Give the material again in full, matching it exactly.

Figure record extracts
— Begin —

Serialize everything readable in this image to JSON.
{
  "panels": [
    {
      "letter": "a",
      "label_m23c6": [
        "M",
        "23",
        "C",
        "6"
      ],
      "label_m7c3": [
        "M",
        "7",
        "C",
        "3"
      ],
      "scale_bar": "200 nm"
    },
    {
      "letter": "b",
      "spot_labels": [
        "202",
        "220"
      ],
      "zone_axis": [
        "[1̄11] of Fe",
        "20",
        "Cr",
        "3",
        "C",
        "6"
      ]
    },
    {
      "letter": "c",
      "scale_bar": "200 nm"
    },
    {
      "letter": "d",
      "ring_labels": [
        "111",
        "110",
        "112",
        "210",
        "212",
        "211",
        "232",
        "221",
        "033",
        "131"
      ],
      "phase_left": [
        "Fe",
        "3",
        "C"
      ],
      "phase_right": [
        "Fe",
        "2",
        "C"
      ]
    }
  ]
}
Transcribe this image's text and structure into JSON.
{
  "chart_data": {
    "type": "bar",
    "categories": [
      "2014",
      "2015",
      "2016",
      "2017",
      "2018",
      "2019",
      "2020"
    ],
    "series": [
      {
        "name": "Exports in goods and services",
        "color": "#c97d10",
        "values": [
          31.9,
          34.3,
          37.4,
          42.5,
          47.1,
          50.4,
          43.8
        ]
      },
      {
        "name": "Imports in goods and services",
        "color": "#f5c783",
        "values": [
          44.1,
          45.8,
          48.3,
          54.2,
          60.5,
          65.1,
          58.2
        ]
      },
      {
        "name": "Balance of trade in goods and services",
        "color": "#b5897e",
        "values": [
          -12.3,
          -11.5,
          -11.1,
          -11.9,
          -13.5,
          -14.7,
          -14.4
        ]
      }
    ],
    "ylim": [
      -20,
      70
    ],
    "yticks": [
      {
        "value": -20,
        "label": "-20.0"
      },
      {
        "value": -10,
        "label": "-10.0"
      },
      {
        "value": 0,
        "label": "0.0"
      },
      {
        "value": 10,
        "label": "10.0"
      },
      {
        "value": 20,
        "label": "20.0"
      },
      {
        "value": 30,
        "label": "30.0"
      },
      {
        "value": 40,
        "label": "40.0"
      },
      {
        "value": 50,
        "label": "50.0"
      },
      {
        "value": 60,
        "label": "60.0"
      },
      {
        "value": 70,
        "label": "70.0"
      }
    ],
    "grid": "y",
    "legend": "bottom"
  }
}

— End —

**FINISHED ANSWER**
Serialize everything readable in this image to JSON.
{
  "panels": [
    {
      "letter": "a",
      "label_m23c6": [
        "M",
        "23",
        "C",
        "6"
      ],
      "label_m7c3": [
        "M",
        "7",
        "C",
        "3"
      ],
      "scale_bar": "200 nm"
    },
    {
      "letter": "b",
      "spot_labels": [
        "202",
        "220"
      ],
      "zone_axis": [
        "[1̄11] of Fe",
        "20",
        "Cr",
        "3",
        "C",
        "6"
      ]
    },
    {
      "letter": "c",
      "scale_bar": "200 nm"
    },
    {
      "letter": "d",
      "ring_labels": [
        "111",
        "110",
        "112",
        "210",
        "212",
        "211",
        "232",
        "221",
        "033",
        "131"
      ],
      "phase_left": [
        "Fe",
        "3",
        "C"
      ],
      "phase_right": [
        "Fe",
        "2",
        "C"
      ]
    }
  ]
}
Transcribe this image's text and structure into JSON.
{
  "chart_data": {
    "type": "bar",
    "categories": [
      "2014",
      "2015",
      "2016",
      "2017",
      "2018",
      "2019",
      "2020"
    ],
    "series": [
      {
        "name": "Exports in goods and services",
        "color": "#c97d10",
        "values": [
          31.9,
          34.3,
          37.4,
          42.5,
          47.1,
          50.4,
          43.8
        ]
      },
      {
        "name": "Imports in goods and services",
        "color": "#f5c783",
        "values": [
          44.1,
          45.8,
          48.3,
          54.2,
          60.5,
          65.1,
          58.2
        ]
      },
      {
        "name": "Balance of trade in goods and services",
        "color": "#b5897e",
        "values": [
          -12.3,
          -11.5,
          -11.1,
          -11.9,
          -13.5,
          -14.7,
          -14.4
        ]
      }
    ],
    "ylim": [
      -20,
      70
    ],
    "yticks": [
      {
        "value": -20,
        "label": "-20.0"
      },
      {
        "value": -10,
        "label": "-10.0"
      },
      {
        "value": 0,
        "label": "0.0"
      },
      {
        "value": 10,
        "label": "10.0"
      },
      {
        "value": 20,
        "label": "20.0"
      },
      {
        "value": 30,
        "label": "30.0"
      },
      {
        "value": 40,
        "label": "40.0"
      },
      {
        "value": 50,
        "label": "50.0"
      },
      {
        "value": 60,
        "label": "60.0"
      },
      {
        "value": 70,
        "label": "70.0"
      }
    ],
    "grid": "y",
    "legend": "bottom"
  }
}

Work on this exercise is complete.